◆ Task objective
In your copy, include every line of the listing below exactly but none of the pictures.

═══ Dataset extract

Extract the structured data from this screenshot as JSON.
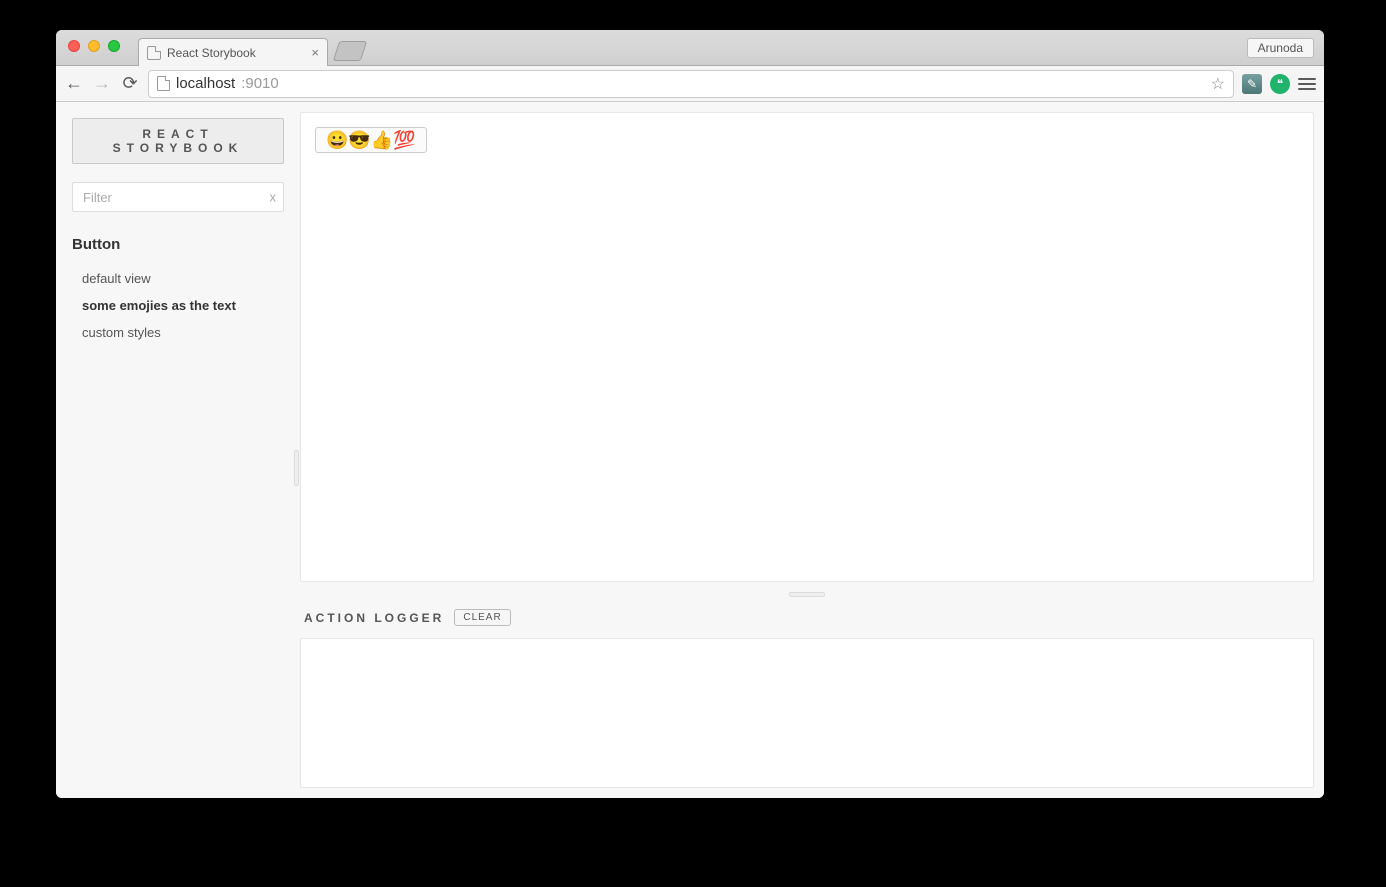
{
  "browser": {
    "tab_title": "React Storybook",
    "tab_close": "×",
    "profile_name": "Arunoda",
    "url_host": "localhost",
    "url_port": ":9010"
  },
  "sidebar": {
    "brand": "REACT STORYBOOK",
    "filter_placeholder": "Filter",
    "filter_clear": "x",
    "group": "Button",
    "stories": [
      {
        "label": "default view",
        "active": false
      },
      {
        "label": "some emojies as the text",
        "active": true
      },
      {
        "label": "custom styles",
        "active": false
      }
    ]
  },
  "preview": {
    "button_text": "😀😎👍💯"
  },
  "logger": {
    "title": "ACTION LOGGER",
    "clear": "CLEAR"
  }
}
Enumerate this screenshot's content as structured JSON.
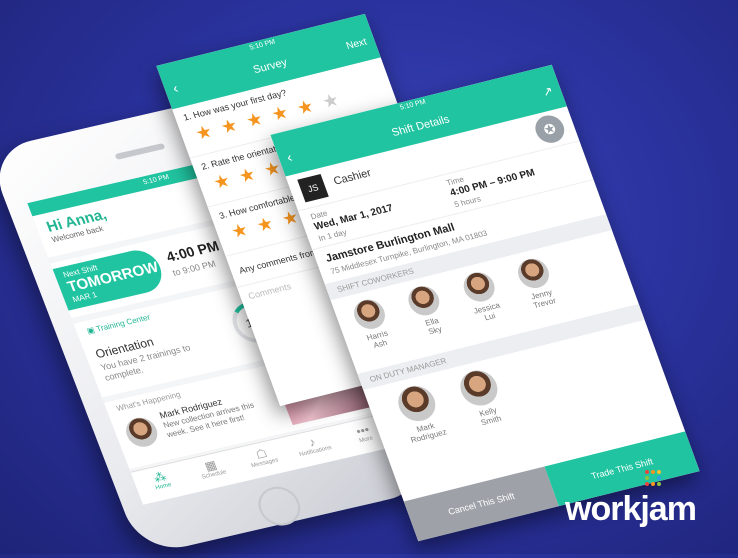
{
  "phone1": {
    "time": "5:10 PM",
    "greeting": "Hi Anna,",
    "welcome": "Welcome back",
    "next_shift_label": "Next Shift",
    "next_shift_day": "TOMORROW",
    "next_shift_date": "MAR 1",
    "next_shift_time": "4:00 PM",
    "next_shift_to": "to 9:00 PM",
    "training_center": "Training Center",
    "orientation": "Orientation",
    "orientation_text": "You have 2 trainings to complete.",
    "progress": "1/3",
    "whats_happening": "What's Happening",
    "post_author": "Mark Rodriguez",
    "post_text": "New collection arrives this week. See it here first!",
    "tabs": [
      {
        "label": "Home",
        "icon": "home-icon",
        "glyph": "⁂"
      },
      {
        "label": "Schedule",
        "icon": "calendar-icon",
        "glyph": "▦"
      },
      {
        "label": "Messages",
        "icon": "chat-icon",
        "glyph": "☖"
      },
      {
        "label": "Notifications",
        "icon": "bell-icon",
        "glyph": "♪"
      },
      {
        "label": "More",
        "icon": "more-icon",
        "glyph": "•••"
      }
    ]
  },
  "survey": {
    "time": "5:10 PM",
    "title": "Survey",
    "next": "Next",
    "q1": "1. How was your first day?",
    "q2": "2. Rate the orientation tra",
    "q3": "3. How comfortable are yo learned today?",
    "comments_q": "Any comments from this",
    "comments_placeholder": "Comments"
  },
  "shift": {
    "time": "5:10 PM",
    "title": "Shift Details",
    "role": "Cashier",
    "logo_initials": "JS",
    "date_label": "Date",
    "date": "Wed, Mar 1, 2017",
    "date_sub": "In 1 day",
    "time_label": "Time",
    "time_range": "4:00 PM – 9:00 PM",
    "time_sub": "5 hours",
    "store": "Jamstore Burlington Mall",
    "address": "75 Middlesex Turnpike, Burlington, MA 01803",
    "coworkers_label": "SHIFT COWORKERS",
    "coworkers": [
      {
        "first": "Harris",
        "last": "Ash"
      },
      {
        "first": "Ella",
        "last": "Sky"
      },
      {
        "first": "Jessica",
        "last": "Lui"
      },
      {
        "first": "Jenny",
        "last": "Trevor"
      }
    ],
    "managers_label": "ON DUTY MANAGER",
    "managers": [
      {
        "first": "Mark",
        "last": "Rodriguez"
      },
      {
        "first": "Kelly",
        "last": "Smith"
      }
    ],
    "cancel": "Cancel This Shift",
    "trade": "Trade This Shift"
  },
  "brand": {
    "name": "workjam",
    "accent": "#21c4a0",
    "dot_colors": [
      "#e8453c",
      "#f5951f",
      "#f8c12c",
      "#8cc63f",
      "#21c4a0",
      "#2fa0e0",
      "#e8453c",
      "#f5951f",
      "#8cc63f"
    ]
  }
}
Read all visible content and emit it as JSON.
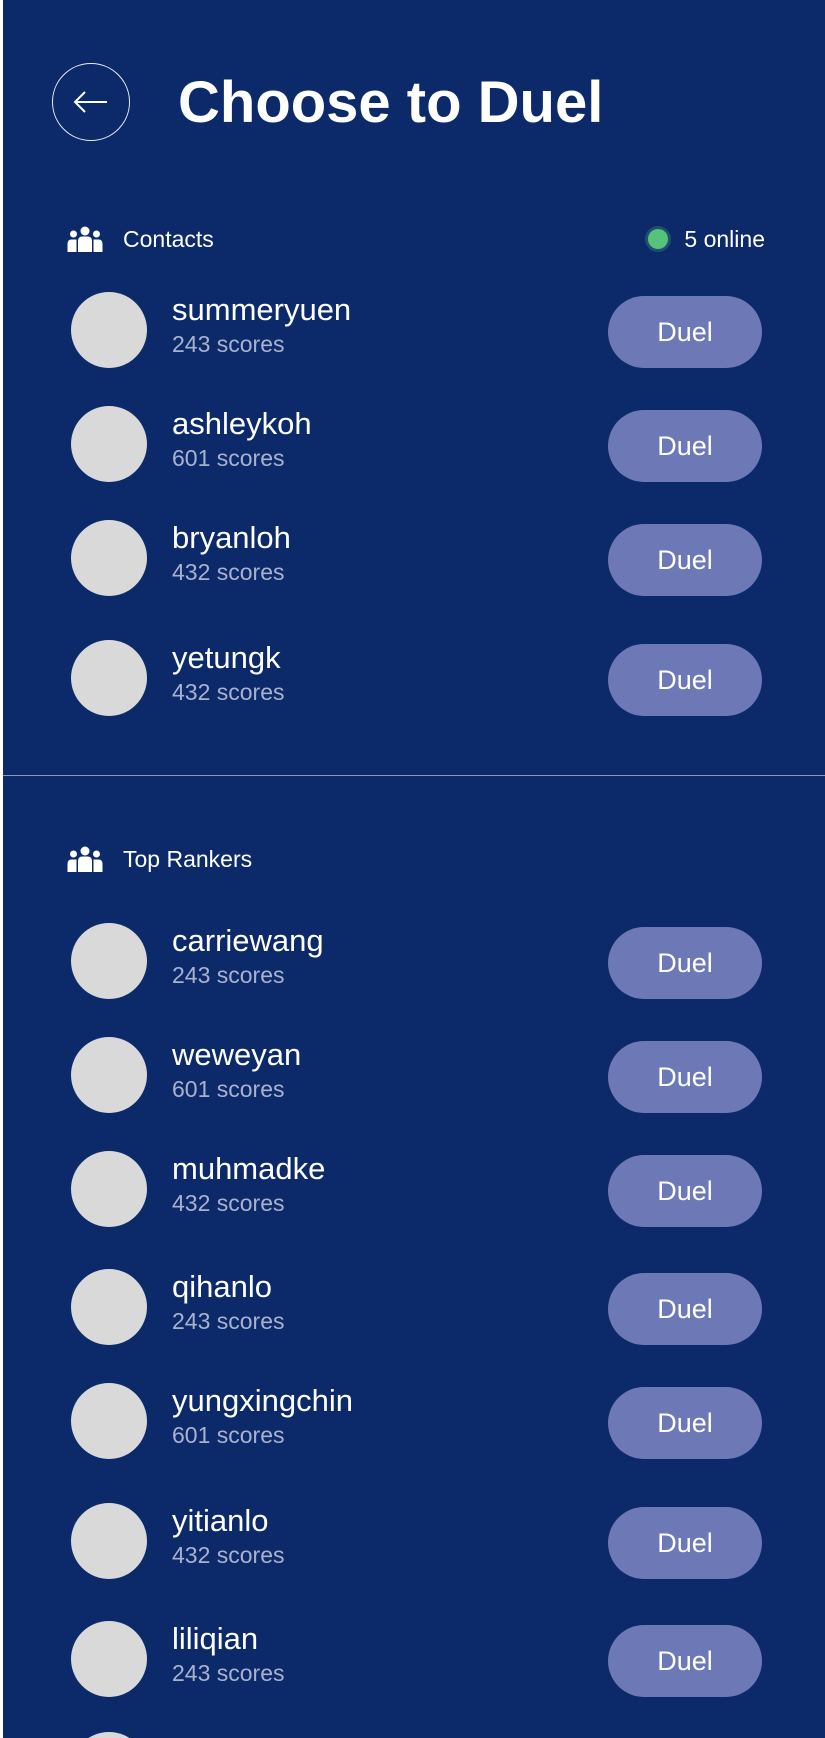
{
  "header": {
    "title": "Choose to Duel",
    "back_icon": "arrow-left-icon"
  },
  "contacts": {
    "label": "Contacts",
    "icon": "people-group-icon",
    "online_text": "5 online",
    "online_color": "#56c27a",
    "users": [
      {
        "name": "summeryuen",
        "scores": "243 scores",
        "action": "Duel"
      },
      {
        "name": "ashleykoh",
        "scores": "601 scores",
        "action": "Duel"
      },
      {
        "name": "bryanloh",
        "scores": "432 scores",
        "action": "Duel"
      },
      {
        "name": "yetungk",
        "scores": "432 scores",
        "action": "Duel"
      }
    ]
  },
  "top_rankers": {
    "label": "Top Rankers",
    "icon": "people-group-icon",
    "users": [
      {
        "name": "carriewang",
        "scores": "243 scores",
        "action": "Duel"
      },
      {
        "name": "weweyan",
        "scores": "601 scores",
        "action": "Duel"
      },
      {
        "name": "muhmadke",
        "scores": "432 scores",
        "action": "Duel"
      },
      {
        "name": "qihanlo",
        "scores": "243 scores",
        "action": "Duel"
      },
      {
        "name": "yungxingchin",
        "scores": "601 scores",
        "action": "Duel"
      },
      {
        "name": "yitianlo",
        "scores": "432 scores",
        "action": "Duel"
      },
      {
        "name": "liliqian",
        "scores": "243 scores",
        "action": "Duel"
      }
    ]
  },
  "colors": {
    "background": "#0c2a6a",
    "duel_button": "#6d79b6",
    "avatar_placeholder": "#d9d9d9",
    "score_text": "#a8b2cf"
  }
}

══════

◆ Output below
Extract the structured data from this screenshot as JSON.
{
  "browser": {
    "tab_title": "React Storybook",
    "tab_close": "×",
    "profile_name": "Arunoda",
    "url_host": "localhost",
    "url_port": ":9010"
  },
  "sidebar": {
    "brand": "REACT STORYBOOK",
    "filter_placeholder": "Filter",
    "filter_clear": "x",
    "group": "Button",
    "stories": [
      {
        "label": "default view",
        "active": false
      },
      {
        "label": "some emojies as the text",
        "active": true
      },
      {
        "label": "custom styles",
        "active": false
      }
    ]
  },
  "preview": {
    "button_text": "😀😎👍💯"
  },
  "logger": {
    "title": "ACTION LOGGER",
    "clear": "CLEAR"
  }
}
Enumerate this screenshot's content as structured JSON.
{
  "phone1": {
    "time": "5:10 PM",
    "greeting": "Hi Anna,",
    "welcome": "Welcome back",
    "next_shift_label": "Next Shift",
    "next_shift_day": "TOMORROW",
    "next_shift_date": "MAR 1",
    "next_shift_time": "4:00 PM",
    "next_shift_to": "to 9:00 PM",
    "training_center": "Training Center",
    "orientation": "Orientation",
    "orientation_text": "You have 2 trainings to complete.",
    "progress": "1/3",
    "whats_happening": "What's Happening",
    "post_author": "Mark Rodriguez",
    "post_text": "New collection arrives this week. See it here first!",
    "tabs": [
      {
        "label": "Home",
        "icon": "home-icon",
        "glyph": "⁂"
      },
      {
        "label": "Schedule",
        "icon": "calendar-icon",
        "glyph": "▦"
      },
      {
        "label": "Messages",
        "icon": "chat-icon",
        "glyph": "☖"
      },
      {
        "label": "Notifications",
        "icon": "bell-icon",
        "glyph": "♪"
      },
      {
        "label": "More",
        "icon": "more-icon",
        "glyph": "•••"
      }
    ]
  },
  "survey": {
    "time": "5:10 PM",
    "title": "Survey",
    "next": "Next",
    "q1": "1. How was your first day?",
    "q2": "2. Rate the orientation tra",
    "q3": "3. How comfortable are yo learned today?",
    "comments_q": "Any comments from this",
    "comments_placeholder": "Comments"
  },
  "shift": {
    "time": "5:10 PM",
    "title": "Shift Details",
    "role": "Cashier",
    "logo_initials": "JS",
    "date_label": "Date",
    "date": "Wed, Mar 1, 2017",
    "date_sub": "In 1 day",
    "time_label": "Time",
    "time_range": "4:00 PM – 9:00 PM",
    "time_sub": "5 hours",
    "store": "Jamstore Burlington Mall",
    "address": "75 Middlesex Turnpike, Burlington, MA 01803",
    "coworkers_label": "SHIFT COWORKERS",
    "coworkers": [
      {
        "first": "Harris",
        "last": "Ash"
      },
      {
        "first": "Ella",
        "last": "Sky"
      },
      {
        "first": "Jessica",
        "last": "Lui"
      },
      {
        "first": "Jenny",
        "last": "Trevor"
      }
    ],
    "managers_label": "ON DUTY MANAGER",
    "managers": [
      {
        "first": "Mark",
        "last": "Rodriguez"
      },
      {
        "first": "Kelly",
        "last": "Smith"
      }
    ],
    "cancel": "Cancel This Shift",
    "trade": "Trade This Shift"
  },
  "brand": {
    "name": "workjam",
    "accent": "#21c4a0",
    "dot_colors": [
      "#e8453c",
      "#f5951f",
      "#f8c12c",
      "#8cc63f",
      "#21c4a0",
      "#2fa0e0",
      "#e8453c",
      "#f5951f",
      "#8cc63f"
    ]
  }
}
Read all visible content and emit it as JSON.
{
  "header": {
    "title": "Choose to Duel",
    "back_icon": "arrow-left-icon"
  },
  "contacts": {
    "label": "Contacts",
    "icon": "people-group-icon",
    "online_text": "5 online",
    "online_color": "#56c27a",
    "users": [
      {
        "name": "summeryuen",
        "scores": "243 scores",
        "action": "Duel"
      },
      {
        "name": "ashleykoh",
        "scores": "601 scores",
        "action": "Duel"
      },
      {
        "name": "bryanloh",
        "scores": "432 scores",
        "action": "Duel"
      },
      {
        "name": "yetungk",
        "scores": "432 scores",
        "action": "Duel"
      }
    ]
  },
  "top_rankers": {
    "label": "Top Rankers",
    "icon": "people-group-icon",
    "users": [
      {
        "name": "carriewang",
        "scores": "243 scores",
        "action": "Duel"
      },
      {
        "name": "weweyan",
        "scores": "601 scores",
        "action": "Duel"
      },
      {
        "name": "muhmadke",
        "scores": "432 scores",
        "action": "Duel"
      },
      {
        "name": "qihanlo",
        "scores": "243 scores",
        "action": "Duel"
      },
      {
        "name": "yungxingchin",
        "scores": "601 scores",
        "action": "Duel"
      },
      {
        "name": "yitianlo",
        "scores": "432 scores",
        "action": "Duel"
      },
      {
        "name": "liliqian",
        "scores": "243 scores",
        "action": "Duel"
      }
    ]
  },
  "colors": {
    "background": "#0c2a6a",
    "duel_button": "#6d79b6",
    "avatar_placeholder": "#d9d9d9",
    "score_text": "#a8b2cf"
  }
}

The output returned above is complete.